[Written instruction] Extract all of the entries and set them down verbatim.

....

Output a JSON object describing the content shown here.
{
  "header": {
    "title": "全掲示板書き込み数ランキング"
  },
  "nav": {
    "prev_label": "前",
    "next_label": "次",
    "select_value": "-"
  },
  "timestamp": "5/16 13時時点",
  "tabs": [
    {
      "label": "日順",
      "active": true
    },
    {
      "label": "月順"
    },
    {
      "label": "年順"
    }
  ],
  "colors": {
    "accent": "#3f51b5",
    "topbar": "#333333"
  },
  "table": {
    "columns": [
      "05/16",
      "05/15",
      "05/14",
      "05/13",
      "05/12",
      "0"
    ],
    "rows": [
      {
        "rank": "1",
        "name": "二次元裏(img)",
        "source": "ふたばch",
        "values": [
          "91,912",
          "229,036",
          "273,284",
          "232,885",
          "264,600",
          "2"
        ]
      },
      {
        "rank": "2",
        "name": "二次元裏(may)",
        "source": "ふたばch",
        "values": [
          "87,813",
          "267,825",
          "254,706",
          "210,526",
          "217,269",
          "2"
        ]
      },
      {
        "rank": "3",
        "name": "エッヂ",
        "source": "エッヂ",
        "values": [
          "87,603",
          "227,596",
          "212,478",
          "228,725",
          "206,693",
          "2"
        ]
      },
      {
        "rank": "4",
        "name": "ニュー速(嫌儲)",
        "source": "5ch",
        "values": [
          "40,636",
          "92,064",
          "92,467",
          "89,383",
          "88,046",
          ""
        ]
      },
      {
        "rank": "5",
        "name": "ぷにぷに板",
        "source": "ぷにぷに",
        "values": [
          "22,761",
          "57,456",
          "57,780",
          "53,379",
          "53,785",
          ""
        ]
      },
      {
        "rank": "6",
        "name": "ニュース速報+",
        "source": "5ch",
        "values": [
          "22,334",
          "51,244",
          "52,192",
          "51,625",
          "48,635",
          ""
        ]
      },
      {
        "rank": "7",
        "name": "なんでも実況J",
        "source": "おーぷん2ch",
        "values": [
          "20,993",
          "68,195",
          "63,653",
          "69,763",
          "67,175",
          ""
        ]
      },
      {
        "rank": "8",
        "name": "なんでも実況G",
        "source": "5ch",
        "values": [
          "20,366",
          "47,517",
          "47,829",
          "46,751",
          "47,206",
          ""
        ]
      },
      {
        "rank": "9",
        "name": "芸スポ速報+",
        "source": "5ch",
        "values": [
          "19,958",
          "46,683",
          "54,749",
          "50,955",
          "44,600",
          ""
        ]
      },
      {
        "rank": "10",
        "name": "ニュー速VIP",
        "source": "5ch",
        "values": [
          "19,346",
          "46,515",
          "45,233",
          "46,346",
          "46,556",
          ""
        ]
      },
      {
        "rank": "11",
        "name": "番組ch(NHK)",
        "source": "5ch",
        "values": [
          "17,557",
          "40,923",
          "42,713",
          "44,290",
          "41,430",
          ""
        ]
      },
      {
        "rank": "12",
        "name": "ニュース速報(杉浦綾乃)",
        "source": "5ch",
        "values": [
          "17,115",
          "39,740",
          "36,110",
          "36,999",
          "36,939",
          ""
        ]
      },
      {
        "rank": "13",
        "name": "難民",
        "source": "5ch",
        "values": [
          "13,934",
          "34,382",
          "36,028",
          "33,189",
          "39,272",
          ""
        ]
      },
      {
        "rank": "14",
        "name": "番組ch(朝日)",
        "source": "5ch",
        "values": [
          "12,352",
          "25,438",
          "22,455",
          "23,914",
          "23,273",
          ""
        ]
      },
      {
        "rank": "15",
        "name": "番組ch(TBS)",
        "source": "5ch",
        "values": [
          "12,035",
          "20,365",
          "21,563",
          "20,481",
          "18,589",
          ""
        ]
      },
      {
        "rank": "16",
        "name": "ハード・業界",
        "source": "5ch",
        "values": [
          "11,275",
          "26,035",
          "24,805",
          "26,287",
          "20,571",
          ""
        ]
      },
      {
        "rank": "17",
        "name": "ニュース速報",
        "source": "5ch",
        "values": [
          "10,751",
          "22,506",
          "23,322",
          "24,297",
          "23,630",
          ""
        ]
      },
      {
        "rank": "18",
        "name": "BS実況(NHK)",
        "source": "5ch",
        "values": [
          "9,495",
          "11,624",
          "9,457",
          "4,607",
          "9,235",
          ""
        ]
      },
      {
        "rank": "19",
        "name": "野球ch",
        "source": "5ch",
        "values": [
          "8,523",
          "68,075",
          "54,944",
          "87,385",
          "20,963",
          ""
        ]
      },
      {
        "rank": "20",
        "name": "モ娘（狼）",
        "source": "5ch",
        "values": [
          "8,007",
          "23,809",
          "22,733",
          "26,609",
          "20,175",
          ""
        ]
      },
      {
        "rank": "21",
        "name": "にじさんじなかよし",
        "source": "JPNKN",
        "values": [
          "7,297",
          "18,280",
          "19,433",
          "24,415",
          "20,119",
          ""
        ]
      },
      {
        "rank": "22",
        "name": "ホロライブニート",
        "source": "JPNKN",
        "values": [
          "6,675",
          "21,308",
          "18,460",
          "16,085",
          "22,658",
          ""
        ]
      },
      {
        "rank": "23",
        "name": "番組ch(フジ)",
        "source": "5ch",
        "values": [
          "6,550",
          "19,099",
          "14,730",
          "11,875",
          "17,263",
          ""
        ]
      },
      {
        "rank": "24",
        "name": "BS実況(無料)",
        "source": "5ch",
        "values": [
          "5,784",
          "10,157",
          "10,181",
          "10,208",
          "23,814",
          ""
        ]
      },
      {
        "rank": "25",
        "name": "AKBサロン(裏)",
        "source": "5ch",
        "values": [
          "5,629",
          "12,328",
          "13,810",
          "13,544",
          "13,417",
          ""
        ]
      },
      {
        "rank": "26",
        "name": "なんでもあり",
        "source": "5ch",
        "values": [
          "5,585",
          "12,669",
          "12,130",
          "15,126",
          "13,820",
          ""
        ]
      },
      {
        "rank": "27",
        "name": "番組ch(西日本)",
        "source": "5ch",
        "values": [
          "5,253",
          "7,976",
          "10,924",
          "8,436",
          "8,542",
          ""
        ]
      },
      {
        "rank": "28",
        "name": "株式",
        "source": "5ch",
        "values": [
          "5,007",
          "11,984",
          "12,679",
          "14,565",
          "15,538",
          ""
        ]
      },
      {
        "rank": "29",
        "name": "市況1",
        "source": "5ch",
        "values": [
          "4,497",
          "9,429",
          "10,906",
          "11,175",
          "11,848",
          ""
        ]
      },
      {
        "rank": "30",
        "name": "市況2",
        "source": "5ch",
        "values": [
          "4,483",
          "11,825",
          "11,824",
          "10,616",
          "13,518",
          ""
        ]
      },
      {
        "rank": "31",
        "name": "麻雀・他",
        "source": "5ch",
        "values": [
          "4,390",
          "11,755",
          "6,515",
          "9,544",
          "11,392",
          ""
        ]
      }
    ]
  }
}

....

[Answer]
Output a JSON object describing the content shown here.
{
  "header": {
    "title": "全掲示板書き込み数ランキング"
  },
  "nav": {
    "prev_label": "前",
    "next_label": "次",
    "select_value": "-"
  },
  "timestamp": "5/16 13時時点",
  "tabs": [
    {
      "label": "日順",
      "active": true
    },
    {
      "label": "月順"
    },
    {
      "label": "年順"
    }
  ],
  "colors": {
    "accent": "#3f51b5",
    "topbar": "#333333"
  },
  "table": {
    "columns": [
      "05/16",
      "05/15",
      "05/14",
      "05/13",
      "05/12",
      "0"
    ],
    "rows": [
      {
        "rank": "1",
        "name": "二次元裏(img)",
        "source": "ふたばch",
        "values": [
          "91,912",
          "229,036",
          "273,284",
          "232,885",
          "264,600",
          "2"
        ]
      },
      {
        "rank": "2",
        "name": "二次元裏(may)",
        "source": "ふたばch",
        "values": [
          "87,813",
          "267,825",
          "254,706",
          "210,526",
          "217,269",
          "2"
        ]
      },
      {
        "rank": "3",
        "name": "エッヂ",
        "source": "エッヂ",
        "values": [
          "87,603",
          "227,596",
          "212,478",
          "228,725",
          "206,693",
          "2"
        ]
      },
      {
        "rank": "4",
        "name": "ニュー速(嫌儲)",
        "source": "5ch",
        "values": [
          "40,636",
          "92,064",
          "92,467",
          "89,383",
          "88,046",
          ""
        ]
      },
      {
        "rank": "5",
        "name": "ぷにぷに板",
        "source": "ぷにぷに",
        "values": [
          "22,761",
          "57,456",
          "57,780",
          "53,379",
          "53,785",
          ""
        ]
      },
      {
        "rank": "6",
        "name": "ニュース速報+",
        "source": "5ch",
        "values": [
          "22,334",
          "51,244",
          "52,192",
          "51,625",
          "48,635",
          ""
        ]
      },
      {
        "rank": "7",
        "name": "なんでも実況J",
        "source": "おーぷん2ch",
        "values": [
          "20,993",
          "68,195",
          "63,653",
          "69,763",
          "67,175",
          ""
        ]
      },
      {
        "rank": "8",
        "name": "なんでも実況G",
        "source": "5ch",
        "values": [
          "20,366",
          "47,517",
          "47,829",
          "46,751",
          "47,206",
          ""
        ]
      },
      {
        "rank": "9",
        "name": "芸スポ速報+",
        "source": "5ch",
        "values": [
          "19,958",
          "46,683",
          "54,749",
          "50,955",
          "44,600",
          ""
        ]
      },
      {
        "rank": "10",
        "name": "ニュー速VIP",
        "source": "5ch",
        "values": [
          "19,346",
          "46,515",
          "45,233",
          "46,346",
          "46,556",
          ""
        ]
      },
      {
        "rank": "11",
        "name": "番組ch(NHK)",
        "source": "5ch",
        "values": [
          "17,557",
          "40,923",
          "42,713",
          "44,290",
          "41,430",
          ""
        ]
      },
      {
        "rank": "12",
        "name": "ニュース速報(杉浦綾乃)",
        "source": "5ch",
        "values": [
          "17,115",
          "39,740",
          "36,110",
          "36,999",
          "36,939",
          ""
        ]
      },
      {
        "rank": "13",
        "name": "難民",
        "source": "5ch",
        "values": [
          "13,934",
          "34,382",
          "36,028",
          "33,189",
          "39,272",
          ""
        ]
      },
      {
        "rank": "14",
        "name": "番組ch(朝日)",
        "source": "5ch",
        "values": [
          "12,352",
          "25,438",
          "22,455",
          "23,914",
          "23,273",
          ""
        ]
      },
      {
        "rank": "15",
        "name": "番組ch(TBS)",
        "source": "5ch",
        "values": [
          "12,035",
          "20,365",
          "21,563",
          "20,481",
          "18,589",
          ""
        ]
      },
      {
        "rank": "16",
        "name": "ハード・業界",
        "source": "5ch",
        "values": [
          "11,275",
          "26,035",
          "24,805",
          "26,287",
          "20,571",
          ""
        ]
      },
      {
        "rank": "17",
        "name": "ニュース速報",
        "source": "5ch",
        "values": [
          "10,751",
          "22,506",
          "23,322",
          "24,297",
          "23,630",
          ""
        ]
      },
      {
        "rank": "18",
        "name": "BS実況(NHK)",
        "source": "5ch",
        "values": [
          "9,495",
          "11,624",
          "9,457",
          "4,607",
          "9,235",
          ""
        ]
      },
      {
        "rank": "19",
        "name": "野球ch",
        "source": "5ch",
        "values": [
          "8,523",
          "68,075",
          "54,944",
          "87,385",
          "20,963",
          ""
        ]
      },
      {
        "rank": "20",
        "name": "モ娘（狼）",
        "source": "5ch",
        "values": [
          "8,007",
          "23,809",
          "22,733",
          "26,609",
          "20,175",
          ""
        ]
      },
      {
        "rank": "21",
        "name": "にじさんじなかよし",
        "source": "JPNKN",
        "values": [
          "7,297",
          "18,280",
          "19,433",
          "24,415",
          "20,119",
          ""
        ]
      },
      {
        "rank": "22",
        "name": "ホロライブニート",
        "source": "JPNKN",
        "values": [
          "6,675",
          "21,308",
          "18,460",
          "16,085",
          "22,658",
          ""
        ]
      },
      {
        "rank": "23",
        "name": "番組ch(フジ)",
        "source": "5ch",
        "values": [
          "6,550",
          "19,099",
          "14,730",
          "11,875",
          "17,263",
          ""
        ]
      },
      {
        "rank": "24",
        "name": "BS実況(無料)",
        "source": "5ch",
        "values": [
          "5,784",
          "10,157",
          "10,181",
          "10,208",
          "23,814",
          ""
        ]
      },
      {
        "rank": "25",
        "name": "AKBサロン(裏)",
        "source": "5ch",
        "values": [
          "5,629",
          "12,328",
          "13,810",
          "13,544",
          "13,417",
          ""
        ]
      },
      {
        "rank": "26",
        "name": "なんでもあり",
        "source": "5ch",
        "values": [
          "5,585",
          "12,669",
          "12,130",
          "15,126",
          "13,820",
          ""
        ]
      },
      {
        "rank": "27",
        "name": "番組ch(西日本)",
        "source": "5ch",
        "values": [
          "5,253",
          "7,976",
          "10,924",
          "8,436",
          "8,542",
          ""
        ]
      },
      {
        "rank": "28",
        "name": "株式",
        "source": "5ch",
        "values": [
          "5,007",
          "11,984",
          "12,679",
          "14,565",
          "15,538",
          ""
        ]
      },
      {
        "rank": "29",
        "name": "市況1",
        "source": "5ch",
        "values": [
          "4,497",
          "9,429",
          "10,906",
          "11,175",
          "11,848",
          ""
        ]
      },
      {
        "rank": "30",
        "name": "市況2",
        "source": "5ch",
        "values": [
          "4,483",
          "11,825",
          "11,824",
          "10,616",
          "13,518",
          ""
        ]
      },
      {
        "rank": "31",
        "name": "麻雀・他",
        "source": "5ch",
        "values": [
          "4,390",
          "11,755",
          "6,515",
          "9,544",
          "11,392",
          ""
        ]
      }
    ]
  }
}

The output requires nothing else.